* _Stated exercise_:
Read the listing below and copy out every line that holds "zich".
▽
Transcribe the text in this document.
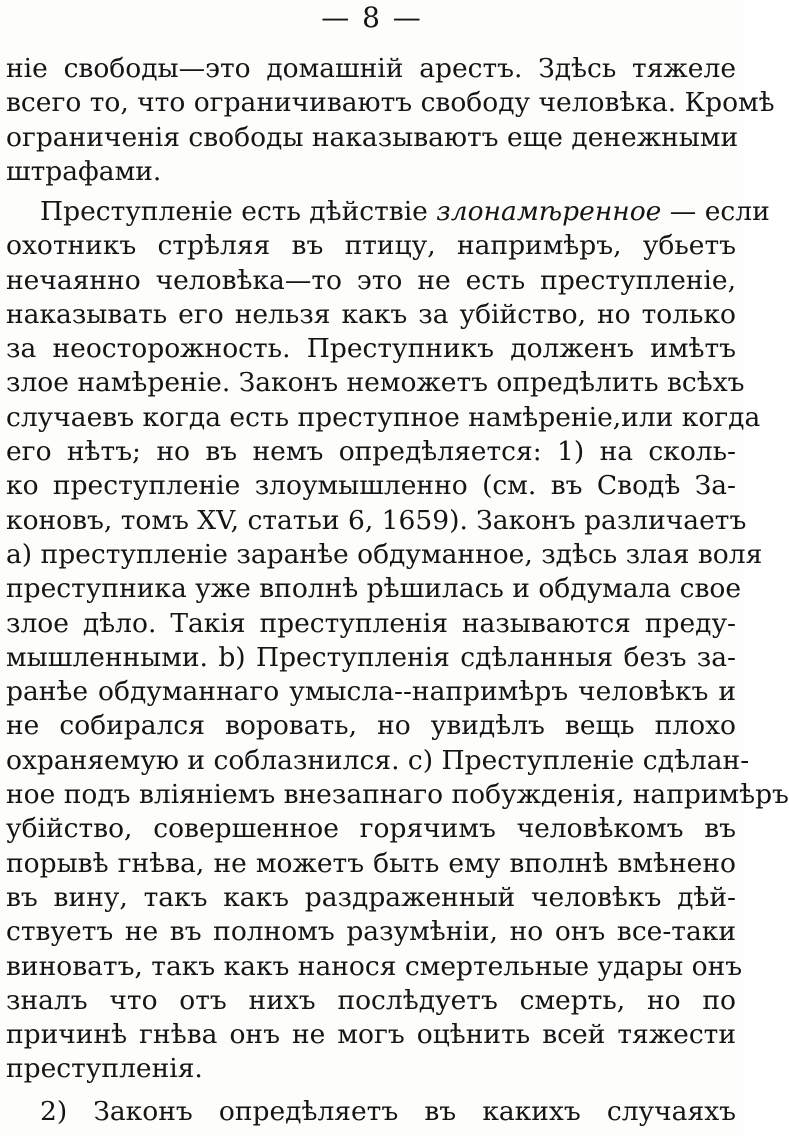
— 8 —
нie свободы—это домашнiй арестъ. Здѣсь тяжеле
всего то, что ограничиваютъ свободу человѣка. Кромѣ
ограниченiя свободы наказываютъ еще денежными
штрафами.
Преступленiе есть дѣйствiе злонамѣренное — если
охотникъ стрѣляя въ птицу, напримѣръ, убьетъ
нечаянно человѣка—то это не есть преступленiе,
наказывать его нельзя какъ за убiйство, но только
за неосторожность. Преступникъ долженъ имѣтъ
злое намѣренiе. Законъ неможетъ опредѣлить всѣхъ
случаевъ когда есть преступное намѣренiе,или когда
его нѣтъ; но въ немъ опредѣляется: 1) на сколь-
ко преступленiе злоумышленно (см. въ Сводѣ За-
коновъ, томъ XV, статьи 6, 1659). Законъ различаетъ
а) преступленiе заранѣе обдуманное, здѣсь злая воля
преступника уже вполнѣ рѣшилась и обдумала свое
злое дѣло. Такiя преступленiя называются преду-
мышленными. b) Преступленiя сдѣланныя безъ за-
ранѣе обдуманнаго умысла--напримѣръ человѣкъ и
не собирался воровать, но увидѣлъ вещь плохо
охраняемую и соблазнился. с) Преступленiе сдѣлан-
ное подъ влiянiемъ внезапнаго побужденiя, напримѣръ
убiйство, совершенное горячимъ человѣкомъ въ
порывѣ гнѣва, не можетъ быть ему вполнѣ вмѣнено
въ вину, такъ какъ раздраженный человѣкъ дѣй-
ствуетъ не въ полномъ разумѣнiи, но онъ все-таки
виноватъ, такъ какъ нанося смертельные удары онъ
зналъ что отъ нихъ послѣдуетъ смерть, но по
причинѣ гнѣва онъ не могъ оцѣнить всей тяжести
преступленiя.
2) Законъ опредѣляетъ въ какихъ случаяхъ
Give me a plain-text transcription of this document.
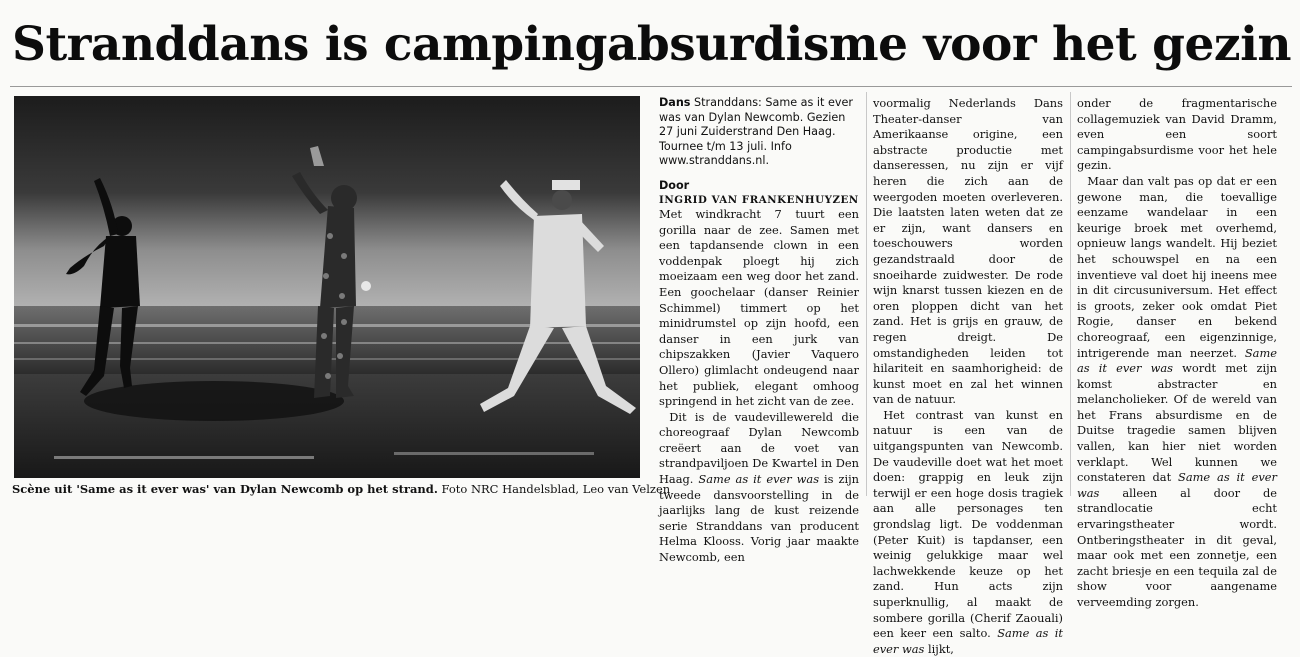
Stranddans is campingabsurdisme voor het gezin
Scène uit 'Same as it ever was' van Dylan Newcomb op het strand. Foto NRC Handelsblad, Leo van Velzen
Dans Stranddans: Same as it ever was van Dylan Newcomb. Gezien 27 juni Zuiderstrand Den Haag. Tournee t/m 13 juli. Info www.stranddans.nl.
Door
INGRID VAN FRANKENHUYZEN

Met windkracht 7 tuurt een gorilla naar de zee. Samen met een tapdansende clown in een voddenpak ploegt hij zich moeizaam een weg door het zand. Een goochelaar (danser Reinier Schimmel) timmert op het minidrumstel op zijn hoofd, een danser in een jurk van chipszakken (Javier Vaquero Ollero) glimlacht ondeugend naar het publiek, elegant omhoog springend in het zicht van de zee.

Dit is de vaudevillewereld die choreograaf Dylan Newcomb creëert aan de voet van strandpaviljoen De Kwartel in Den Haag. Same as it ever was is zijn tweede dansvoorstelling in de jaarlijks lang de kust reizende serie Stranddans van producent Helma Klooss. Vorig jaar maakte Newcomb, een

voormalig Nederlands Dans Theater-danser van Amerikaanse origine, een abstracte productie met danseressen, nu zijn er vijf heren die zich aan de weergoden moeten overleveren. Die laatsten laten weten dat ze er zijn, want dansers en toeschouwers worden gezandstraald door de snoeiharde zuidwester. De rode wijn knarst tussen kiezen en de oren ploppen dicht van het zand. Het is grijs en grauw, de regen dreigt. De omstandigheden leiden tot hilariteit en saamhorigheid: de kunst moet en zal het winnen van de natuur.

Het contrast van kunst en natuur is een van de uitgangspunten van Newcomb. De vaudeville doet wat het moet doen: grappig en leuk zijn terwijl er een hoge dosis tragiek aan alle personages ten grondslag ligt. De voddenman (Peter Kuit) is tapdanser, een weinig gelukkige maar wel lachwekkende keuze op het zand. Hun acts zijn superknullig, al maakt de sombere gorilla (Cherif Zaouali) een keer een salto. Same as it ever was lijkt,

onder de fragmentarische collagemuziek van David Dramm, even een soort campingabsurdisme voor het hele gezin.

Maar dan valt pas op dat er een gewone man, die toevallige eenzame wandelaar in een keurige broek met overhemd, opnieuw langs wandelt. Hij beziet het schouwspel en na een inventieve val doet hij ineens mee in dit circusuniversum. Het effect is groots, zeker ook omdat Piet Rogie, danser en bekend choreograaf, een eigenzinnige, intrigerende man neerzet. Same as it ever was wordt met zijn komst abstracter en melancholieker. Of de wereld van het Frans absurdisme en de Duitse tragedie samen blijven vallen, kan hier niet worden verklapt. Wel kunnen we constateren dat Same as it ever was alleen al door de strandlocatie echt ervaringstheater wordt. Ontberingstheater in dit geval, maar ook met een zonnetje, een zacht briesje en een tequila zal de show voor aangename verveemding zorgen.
△
* _Answer_:
Met windkracht 7 tuurt een gorilla naar de zee. Samen met een tapdansende clown in een voddenpak ploegt hij zich moeizaam een weg door het zand. Een goochelaar (danser Reinier Schimmel) timmert op het minidrumstel op zijn hoofd, een danser in een jurk van chipszakken (Javier Vaquero Ollero) glimlacht ondeugend naar het publiek, elegant omhoog springend in het zicht van de zee.
voormalig Nederlands Dans Theater-danser van Amerikaanse origine, een abstracte productie met danseressen, nu zijn er vijf heren die zich aan de weergoden moeten overleveren. Die laatsten laten weten dat ze er zijn, want dansers en toeschouwers worden gezandstraald door de snoeiharde zuidwester. De rode wijn knarst tussen kiezen en de oren ploppen dicht van het zand. Het is grijs en grauw, de regen dreigt. De omstandigheden leiden tot hilariteit en saamhorigheid: de kunst moet en zal het winnen van de natuur.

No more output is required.